### What the task asks:
Records follow. Pull out every line that contains "可以作成望远镜".

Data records

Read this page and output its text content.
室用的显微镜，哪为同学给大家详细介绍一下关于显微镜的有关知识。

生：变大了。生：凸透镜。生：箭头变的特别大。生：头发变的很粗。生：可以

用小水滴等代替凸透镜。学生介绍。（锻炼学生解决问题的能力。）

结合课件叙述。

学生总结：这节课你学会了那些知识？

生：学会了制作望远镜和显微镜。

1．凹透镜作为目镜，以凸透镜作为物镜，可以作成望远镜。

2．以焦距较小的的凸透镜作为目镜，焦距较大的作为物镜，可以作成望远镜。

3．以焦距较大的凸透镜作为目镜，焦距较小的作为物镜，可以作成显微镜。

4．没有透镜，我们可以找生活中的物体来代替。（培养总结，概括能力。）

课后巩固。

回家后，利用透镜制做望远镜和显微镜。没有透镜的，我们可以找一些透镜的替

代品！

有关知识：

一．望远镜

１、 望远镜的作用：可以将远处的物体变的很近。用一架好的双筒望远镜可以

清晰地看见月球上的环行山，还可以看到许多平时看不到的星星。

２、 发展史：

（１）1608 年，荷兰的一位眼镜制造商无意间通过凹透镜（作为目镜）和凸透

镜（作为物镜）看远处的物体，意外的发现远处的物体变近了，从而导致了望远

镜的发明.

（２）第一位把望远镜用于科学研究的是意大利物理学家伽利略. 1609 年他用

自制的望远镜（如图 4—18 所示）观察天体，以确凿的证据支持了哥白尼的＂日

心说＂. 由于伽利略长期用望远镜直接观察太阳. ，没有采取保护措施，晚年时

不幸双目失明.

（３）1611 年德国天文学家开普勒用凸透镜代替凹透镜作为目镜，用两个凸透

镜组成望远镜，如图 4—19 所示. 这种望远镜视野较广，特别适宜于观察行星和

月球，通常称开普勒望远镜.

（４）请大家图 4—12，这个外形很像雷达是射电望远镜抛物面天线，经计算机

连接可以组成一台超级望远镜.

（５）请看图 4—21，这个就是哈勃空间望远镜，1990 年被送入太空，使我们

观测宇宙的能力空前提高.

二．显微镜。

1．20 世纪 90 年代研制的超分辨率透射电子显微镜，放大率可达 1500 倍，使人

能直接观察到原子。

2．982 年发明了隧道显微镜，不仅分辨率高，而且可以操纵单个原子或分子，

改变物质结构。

### Exercise answer:
1．凹透镜作为目镜，以凸透镜作为物镜，可以作成望远镜。
2．以焦距较小的的凸透镜作为目镜，焦距较大的作为物镜，可以作成望远镜。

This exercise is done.